Extracted text:
>>>>>

Taking a clear look at one's own misery, one's own nothingness
before God, does not weaken the intellect nor atrophy the
energy of one's will.
Not at all! Saint Anthony teaches that humility exercises
a strong power over the passions.
The royal functionary, descending at Cafarnao, after having
prostrated himself at the feet of Jesus to ask for his son
to be healed, did not lose his authority over his servants
who came to tell him that his son was healed.
On the contrary, his authority increased, so much so that
they, too, joined in his same faith. The saint observes, "You
descend, too. Where from? From the mountain to the valley,
that is, from arrogance to humility . . . The servants are
the five senses of the body, which must be controlled by reason.
If you descend, the servants will join you and obey you.
If the heart is humble, the body's senses are obedient. Obedience
is born of humility."
One of the pertinent episodes, in which these two virtues
shined wonderfully, from the life of Saint Anthony comes to
mind. During his stay at Montepaolo, when he realised
that the few brothers there did manual labour to procure what
was necessary to maintain the community, he did not want to
be excused from this work, even though he was a priest. He
felt unworthy of the bread he ate if he had not done his share
of the work..
Anthony asked the Father Superior if he could wash the
monastery's few dishes. With serenity and precision, the
saint carried out the chores assigned to him at the hermitage.
Not a gesture nor a word that revealed the resources of his
soul, the power of his talent nor the erudition of his mind.
But
on September 24, 1222, coinciding with the holy ordinations
that were being conferred at Forlì, the Lord called
Brother Anthony to that apostolate of preaching that perhaps
had not been in the saint's plans and that the monks of
Montepaolo had not suspected at all.
At
the sudden loss of the official orator, Brother Graziano,
provincial minister of Romagna, invited Anthony to speak to
the convened. Everyone curiously awaited to see how the modest
and unprepared monk would do. The obedience of the saint revealed
the wisdom assimilated in years of study and meditation, illuminating
and fascinating the minds of those present.
Obedience,
writes the saint, lifts man above himself and renders
the path to sanctity luminous, even though obedience must
count "blindness" among its qualities..
Blindness
is important in the behaviour of the will when commanded by
a superior. But the eyes closed to one's own will,
observes Anthony with singular intuition, open by divine
grace to the vision of heaven, "You will never see if
you are not obedient. If you are deaf to the voice that
commands, you will also be blind. Therefore, obey with the
affection of the heart, to be able to see with the eye of
contemplation . . . God puts an eye in the heart, so that
he who obeys will receive the light of contemplation.".

<<<<<

Recorded data:

>>>>>

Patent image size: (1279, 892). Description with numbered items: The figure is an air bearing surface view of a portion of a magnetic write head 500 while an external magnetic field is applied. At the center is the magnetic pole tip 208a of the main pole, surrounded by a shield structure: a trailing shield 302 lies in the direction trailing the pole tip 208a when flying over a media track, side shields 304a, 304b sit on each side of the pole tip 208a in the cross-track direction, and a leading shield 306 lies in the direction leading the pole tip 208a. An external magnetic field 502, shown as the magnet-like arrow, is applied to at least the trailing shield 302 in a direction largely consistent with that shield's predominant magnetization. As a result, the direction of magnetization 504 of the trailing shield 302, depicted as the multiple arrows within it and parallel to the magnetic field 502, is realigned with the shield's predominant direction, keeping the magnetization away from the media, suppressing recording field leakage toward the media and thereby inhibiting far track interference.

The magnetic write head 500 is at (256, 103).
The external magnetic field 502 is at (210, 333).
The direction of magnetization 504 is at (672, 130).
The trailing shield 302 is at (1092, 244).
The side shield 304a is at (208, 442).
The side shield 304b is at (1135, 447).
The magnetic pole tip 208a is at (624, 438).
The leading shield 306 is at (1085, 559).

<<<<<

Short problem: Transcribe the passage on Saint Anthony's humility and obedience between "One of the pertinent" and "at the hermitage.", inclusive.

Reply:
One of the pertinent episodes, in which these two virtues
shined wonderfully, from the life of Saint Anthony comes to
mind. During his stay at Montepaolo, when he realised
that the few brothers there did manual labour to procure what
was necessary to maintain the community, he did not want to
be excused from this work, even though he was a priest. He
felt unworthy of the bread he ate if he had not done his share
of the work..
Anthony asked the Father Superior if he could wash the
monastery's few dishes. With serenity and precision, the
saint carried out the chores assigned to him at the hermitage.